Task prompt: Copy every entry exactly.

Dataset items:

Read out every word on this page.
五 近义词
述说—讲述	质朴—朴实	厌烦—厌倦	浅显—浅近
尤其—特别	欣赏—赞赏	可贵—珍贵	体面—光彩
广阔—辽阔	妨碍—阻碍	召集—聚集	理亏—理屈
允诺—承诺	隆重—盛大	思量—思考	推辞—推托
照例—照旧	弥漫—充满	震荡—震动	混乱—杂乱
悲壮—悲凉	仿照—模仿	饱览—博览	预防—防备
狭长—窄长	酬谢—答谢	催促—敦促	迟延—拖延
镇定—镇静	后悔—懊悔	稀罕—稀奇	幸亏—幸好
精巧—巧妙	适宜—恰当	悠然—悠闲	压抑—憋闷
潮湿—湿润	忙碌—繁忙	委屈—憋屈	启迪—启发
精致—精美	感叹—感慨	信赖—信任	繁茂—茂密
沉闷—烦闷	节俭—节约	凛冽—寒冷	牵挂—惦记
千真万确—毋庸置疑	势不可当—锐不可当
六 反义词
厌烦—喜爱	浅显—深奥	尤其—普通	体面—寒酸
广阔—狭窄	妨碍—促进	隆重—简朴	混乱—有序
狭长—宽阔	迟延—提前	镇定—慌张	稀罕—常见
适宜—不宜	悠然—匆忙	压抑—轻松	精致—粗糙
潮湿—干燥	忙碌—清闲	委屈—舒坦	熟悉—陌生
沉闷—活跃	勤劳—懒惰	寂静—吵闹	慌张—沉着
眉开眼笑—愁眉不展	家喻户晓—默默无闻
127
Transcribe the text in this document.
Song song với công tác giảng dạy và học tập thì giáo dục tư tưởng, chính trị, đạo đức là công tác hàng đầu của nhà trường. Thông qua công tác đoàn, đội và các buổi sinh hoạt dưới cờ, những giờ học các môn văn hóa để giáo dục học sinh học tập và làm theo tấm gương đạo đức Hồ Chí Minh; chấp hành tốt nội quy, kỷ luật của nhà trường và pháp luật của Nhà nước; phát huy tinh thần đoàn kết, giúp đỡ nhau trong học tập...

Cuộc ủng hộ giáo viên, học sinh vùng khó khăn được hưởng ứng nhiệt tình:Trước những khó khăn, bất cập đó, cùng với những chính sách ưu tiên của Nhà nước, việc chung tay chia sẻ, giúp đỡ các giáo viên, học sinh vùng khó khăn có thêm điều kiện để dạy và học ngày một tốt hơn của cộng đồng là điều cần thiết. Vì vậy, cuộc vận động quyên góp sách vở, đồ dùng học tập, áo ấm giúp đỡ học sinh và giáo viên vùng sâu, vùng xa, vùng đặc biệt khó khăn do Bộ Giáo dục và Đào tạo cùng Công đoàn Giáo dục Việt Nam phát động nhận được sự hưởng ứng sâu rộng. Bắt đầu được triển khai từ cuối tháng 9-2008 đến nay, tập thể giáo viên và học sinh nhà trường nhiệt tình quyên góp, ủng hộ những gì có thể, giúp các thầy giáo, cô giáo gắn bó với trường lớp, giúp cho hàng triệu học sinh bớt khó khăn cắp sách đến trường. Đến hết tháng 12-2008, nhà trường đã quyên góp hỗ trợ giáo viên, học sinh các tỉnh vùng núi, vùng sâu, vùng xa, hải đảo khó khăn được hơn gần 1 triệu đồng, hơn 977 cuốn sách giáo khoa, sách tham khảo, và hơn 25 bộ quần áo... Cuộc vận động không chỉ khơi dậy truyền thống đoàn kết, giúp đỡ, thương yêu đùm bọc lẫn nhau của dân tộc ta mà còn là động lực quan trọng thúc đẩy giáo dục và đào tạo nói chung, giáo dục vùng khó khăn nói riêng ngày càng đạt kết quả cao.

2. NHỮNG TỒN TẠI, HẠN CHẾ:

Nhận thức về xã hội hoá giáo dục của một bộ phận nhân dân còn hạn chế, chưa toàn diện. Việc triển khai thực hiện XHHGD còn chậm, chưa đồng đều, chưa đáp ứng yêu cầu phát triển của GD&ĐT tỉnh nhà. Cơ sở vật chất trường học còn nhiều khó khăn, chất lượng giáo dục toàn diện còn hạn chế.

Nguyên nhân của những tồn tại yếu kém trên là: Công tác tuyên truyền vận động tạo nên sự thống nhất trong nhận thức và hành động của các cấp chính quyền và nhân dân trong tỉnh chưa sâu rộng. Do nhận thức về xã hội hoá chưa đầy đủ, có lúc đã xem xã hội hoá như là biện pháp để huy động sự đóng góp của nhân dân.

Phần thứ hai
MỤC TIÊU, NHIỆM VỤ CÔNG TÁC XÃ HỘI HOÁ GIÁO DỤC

Result:
Read out every word on this page.
五 近义词
述说—讲述	质朴—朴实	厌烦—厌倦	浅显—浅近
尤其—特别	欣赏—赞赏	可贵—珍贵	体面—光彩
广阔—辽阔	妨碍—阻碍	召集—聚集	理亏—理屈
允诺—承诺	隆重—盛大	思量—思考	推辞—推托
照例—照旧	弥漫—充满	震荡—震动	混乱—杂乱
悲壮—悲凉	仿照—模仿	饱览—博览	预防—防备
狭长—窄长	酬谢—答谢	催促—敦促	迟延—拖延
镇定—镇静	后悔—懊悔	稀罕—稀奇	幸亏—幸好
精巧—巧妙	适宜—恰当	悠然—悠闲	压抑—憋闷
潮湿—湿润	忙碌—繁忙	委屈—憋屈	启迪—启发
精致—精美	感叹—感慨	信赖—信任	繁茂—茂密
沉闷—烦闷	节俭—节约	凛冽—寒冷	牵挂—惦记
千真万确—毋庸置疑	势不可当—锐不可当
六 反义词
厌烦—喜爱	浅显—深奥	尤其—普通	体面—寒酸
广阔—狭窄	妨碍—促进	隆重—简朴	混乱—有序
狭长—宽阔	迟延—提前	镇定—慌张	稀罕—常见
适宜—不宜	悠然—匆忙	压抑—轻松	精致—粗糙
潮湿—干燥	忙碌—清闲	委屈—舒坦	熟悉—陌生
沉闷—活跃	勤劳—懒惰	寂静—吵闹	慌张—沉着
眉开眼笑—愁眉不展	家喻户晓—默默无闻
127
Transcribe the text in this document.
Song song với công tác giảng dạy và học tập thì giáo dục tư tưởng, chính trị, đạo đức là công tác hàng đầu của nhà trường. Thông qua công tác đoàn, đội và các buổi sinh hoạt dưới cờ, những giờ học các môn văn hóa để giáo dục học sinh học tập và làm theo tấm gương đạo đức Hồ Chí Minh; chấp hành tốt nội quy, kỷ luật của nhà trường và pháp luật của Nhà nước; phát huy tinh thần đoàn kết, giúp đỡ nhau trong học tập...

Cuộc ủng hộ giáo viên, học sinh vùng khó khăn được hưởng ứng nhiệt tình:Trước những khó khăn, bất cập đó, cùng với những chính sách ưu tiên của Nhà nước, việc chung tay chia sẻ, giúp đỡ các giáo viên, học sinh vùng khó khăn có thêm điều kiện để dạy và học ngày một tốt hơn của cộng đồng là điều cần thiết. Vì vậy, cuộc vận động quyên góp sách vở, đồ dùng học tập, áo ấm giúp đỡ học sinh và giáo viên vùng sâu, vùng xa, vùng đặc biệt khó khăn do Bộ Giáo dục và Đào tạo cùng Công đoàn Giáo dục Việt Nam phát động nhận được sự hưởng ứng sâu rộng. Bắt đầu được triển khai từ cuối tháng 9-2008 đến nay, tập thể giáo viên và học sinh nhà trường nhiệt tình quyên góp, ủng hộ những gì có thể, giúp các thầy giáo, cô giáo gắn bó với trường lớp, giúp cho hàng triệu học sinh bớt khó khăn cắp sách đến trường. Đến hết tháng 12-2008, nhà trường đã quyên góp hỗ trợ giáo viên, học sinh các tỉnh vùng núi, vùng sâu, vùng xa, hải đảo khó khăn được hơn gần 1 triệu đồng, hơn 977 cuốn sách giáo khoa, sách tham khảo, và hơn 25 bộ quần áo... Cuộc vận động không chỉ khơi dậy truyền thống đoàn kết, giúp đỡ, thương yêu đùm bọc lẫn nhau của dân tộc ta mà còn là động lực quan trọng thúc đẩy giáo dục và đào tạo nói chung, giáo dục vùng khó khăn nói riêng ngày càng đạt kết quả cao.

2. NHỮNG TỒN TẠI, HẠN CHẾ:

Nhận thức về xã hội hoá giáo dục của một bộ phận nhân dân còn hạn chế, chưa toàn diện. Việc triển khai thực hiện XHHGD còn chậm, chưa đồng đều, chưa đáp ứng yêu cầu phát triển của GD&ĐT tỉnh nhà. Cơ sở vật chất trường học còn nhiều khó khăn, chất lượng giáo dục toàn diện còn hạn chế.

Nguyên nhân của những tồn tại yếu kém trên là: Công tác tuyên truyền vận động tạo nên sự thống nhất trong nhận thức và hành động của các cấp chính quyền và nhân dân trong tỉnh chưa sâu rộng. Do nhận thức về xã hội hoá chưa đầy đủ, có lúc đã xem xã hội hoá như là biện pháp để huy động sự đóng góp của nhân dân.

Phần thứ hai
MỤC TIÊU, NHIỆM VỤ CÔNG TÁC XÃ HỘI HOÁ GIÁO DỤC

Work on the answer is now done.